■ Written exercise ■
Copy word for word every line from the start of the list through the line containing "- y-tick-label: Brazil: [72, 270, 120, 292]", that line included.

══ Listing ══

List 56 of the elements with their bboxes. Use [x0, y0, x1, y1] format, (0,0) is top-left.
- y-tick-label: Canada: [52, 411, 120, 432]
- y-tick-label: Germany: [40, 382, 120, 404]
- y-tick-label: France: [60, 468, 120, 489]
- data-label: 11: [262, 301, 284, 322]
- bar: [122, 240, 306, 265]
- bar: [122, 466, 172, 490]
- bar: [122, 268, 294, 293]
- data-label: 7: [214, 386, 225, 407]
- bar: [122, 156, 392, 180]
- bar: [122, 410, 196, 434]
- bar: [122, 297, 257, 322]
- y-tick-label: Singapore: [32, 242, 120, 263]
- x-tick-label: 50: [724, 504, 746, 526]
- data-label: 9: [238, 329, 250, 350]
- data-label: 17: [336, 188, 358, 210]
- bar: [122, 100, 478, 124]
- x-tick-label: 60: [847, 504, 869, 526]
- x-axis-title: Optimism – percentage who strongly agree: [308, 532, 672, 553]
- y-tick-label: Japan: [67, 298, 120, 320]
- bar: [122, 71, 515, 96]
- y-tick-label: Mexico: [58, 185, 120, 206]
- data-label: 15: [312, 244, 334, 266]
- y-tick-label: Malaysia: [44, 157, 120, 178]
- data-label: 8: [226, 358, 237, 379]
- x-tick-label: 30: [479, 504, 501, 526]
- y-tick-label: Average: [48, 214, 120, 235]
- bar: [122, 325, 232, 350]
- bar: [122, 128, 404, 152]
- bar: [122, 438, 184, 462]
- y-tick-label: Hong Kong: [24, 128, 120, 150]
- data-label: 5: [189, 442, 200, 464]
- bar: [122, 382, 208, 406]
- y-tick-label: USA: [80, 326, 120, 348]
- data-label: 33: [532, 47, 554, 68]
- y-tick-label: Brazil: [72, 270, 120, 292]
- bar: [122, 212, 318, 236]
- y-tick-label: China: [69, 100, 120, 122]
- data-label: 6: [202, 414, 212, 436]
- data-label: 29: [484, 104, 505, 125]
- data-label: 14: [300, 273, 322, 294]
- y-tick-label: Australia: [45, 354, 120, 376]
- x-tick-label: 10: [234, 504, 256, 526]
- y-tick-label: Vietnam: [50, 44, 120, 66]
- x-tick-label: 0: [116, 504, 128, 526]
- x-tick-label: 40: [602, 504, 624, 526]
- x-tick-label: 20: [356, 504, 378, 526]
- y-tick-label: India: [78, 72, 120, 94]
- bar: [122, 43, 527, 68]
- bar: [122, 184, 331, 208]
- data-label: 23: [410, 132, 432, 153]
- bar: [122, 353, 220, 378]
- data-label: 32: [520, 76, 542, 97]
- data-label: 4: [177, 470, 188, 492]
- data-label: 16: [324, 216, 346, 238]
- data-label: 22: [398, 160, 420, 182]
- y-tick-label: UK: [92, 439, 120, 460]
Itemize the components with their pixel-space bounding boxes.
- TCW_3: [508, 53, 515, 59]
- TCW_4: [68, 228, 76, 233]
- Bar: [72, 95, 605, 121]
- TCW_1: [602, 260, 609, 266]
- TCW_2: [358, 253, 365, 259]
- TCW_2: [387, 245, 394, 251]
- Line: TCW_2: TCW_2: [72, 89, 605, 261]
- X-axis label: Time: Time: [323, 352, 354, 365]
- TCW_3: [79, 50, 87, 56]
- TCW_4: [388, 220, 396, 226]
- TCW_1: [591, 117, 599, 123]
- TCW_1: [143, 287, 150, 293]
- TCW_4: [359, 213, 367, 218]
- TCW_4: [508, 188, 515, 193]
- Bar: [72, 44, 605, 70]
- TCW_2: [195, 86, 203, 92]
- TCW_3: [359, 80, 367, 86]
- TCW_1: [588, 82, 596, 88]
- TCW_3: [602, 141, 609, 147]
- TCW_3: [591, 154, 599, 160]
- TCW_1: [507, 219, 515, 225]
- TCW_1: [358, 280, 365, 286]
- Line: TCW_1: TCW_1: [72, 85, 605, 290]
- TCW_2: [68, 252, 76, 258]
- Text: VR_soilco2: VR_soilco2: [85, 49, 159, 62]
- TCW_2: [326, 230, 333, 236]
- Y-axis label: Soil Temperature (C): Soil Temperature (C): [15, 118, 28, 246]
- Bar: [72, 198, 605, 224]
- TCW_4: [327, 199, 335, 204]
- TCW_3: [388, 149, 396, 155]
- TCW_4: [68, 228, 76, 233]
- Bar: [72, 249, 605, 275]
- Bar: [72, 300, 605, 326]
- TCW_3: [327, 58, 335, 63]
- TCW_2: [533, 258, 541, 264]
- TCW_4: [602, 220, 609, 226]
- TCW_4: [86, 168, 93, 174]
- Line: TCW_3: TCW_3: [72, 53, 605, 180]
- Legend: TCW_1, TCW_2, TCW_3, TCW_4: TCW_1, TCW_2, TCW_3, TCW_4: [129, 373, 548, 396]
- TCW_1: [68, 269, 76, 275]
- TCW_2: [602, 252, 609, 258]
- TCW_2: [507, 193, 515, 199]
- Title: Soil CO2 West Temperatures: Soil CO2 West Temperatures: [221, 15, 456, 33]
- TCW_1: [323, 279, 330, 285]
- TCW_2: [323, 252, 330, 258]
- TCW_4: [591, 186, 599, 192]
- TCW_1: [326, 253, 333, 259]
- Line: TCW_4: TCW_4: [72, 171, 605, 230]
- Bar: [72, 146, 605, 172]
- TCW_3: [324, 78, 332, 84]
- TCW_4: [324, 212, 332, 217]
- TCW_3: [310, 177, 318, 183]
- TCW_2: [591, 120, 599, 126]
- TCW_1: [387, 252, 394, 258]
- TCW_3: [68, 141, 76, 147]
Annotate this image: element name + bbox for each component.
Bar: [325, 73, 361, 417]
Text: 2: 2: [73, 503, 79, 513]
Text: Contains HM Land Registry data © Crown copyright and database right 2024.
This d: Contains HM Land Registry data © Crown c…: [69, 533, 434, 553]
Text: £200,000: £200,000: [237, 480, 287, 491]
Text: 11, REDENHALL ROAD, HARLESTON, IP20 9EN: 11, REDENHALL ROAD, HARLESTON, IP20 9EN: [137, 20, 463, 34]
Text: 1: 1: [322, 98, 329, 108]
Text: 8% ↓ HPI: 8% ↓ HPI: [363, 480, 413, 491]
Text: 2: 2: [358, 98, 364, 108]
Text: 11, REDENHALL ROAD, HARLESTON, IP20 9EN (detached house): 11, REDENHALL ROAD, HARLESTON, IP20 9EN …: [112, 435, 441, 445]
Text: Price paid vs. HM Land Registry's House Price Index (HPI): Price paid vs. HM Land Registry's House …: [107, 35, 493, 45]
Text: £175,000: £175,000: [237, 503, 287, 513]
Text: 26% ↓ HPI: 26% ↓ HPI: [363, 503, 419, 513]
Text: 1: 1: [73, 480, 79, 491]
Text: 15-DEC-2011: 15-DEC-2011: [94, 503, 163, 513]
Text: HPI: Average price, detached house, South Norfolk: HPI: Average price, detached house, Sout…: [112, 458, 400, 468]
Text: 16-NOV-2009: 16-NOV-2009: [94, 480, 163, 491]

═══

■ Solution ■
List 56 of the elements with their bboxes. Use [x0, y0, x1, y1] format, (0,0) is top-left.
- y-tick-label: Canada: [52, 411, 120, 432]
- y-tick-label: Germany: [40, 382, 120, 404]
- y-tick-label: France: [60, 468, 120, 489]
- data-label: 11: [262, 301, 284, 322]
- bar: [122, 240, 306, 265]
- bar: [122, 466, 172, 490]
- bar: [122, 268, 294, 293]
- data-label: 7: [214, 386, 225, 407]
- bar: [122, 156, 392, 180]
- bar: [122, 410, 196, 434]
- bar: [122, 297, 257, 322]
- y-tick-label: Singapore: [32, 242, 120, 263]
- x-tick-label: 50: [724, 504, 746, 526]
- data-label: 9: [238, 329, 250, 350]
- data-label: 17: [336, 188, 358, 210]
- bar: [122, 100, 478, 124]
- x-tick-label: 60: [847, 504, 869, 526]
- x-axis-title: Optimism – percentage who strongly agree: [308, 532, 672, 553]
- y-tick-label: Japan: [67, 298, 120, 320]
- bar: [122, 71, 515, 96]
- y-tick-label: Mexico: [58, 185, 120, 206]
- data-label: 15: [312, 244, 334, 266]
- y-tick-label: Malaysia: [44, 157, 120, 178]
- data-label: 8: [226, 358, 237, 379]
- x-tick-label: 30: [479, 504, 501, 526]
- y-tick-label: Average: [48, 214, 120, 235]
- bar: [122, 325, 232, 350]
- bar: [122, 128, 404, 152]
- bar: [122, 438, 184, 462]
- y-tick-label: Hong Kong: [24, 128, 120, 150]
- data-label: 5: [189, 442, 200, 464]
- bar: [122, 382, 208, 406]
- y-tick-label: USA: [80, 326, 120, 348]
- data-label: 33: [532, 47, 554, 68]
- y-tick-label: Brazil: [72, 270, 120, 292]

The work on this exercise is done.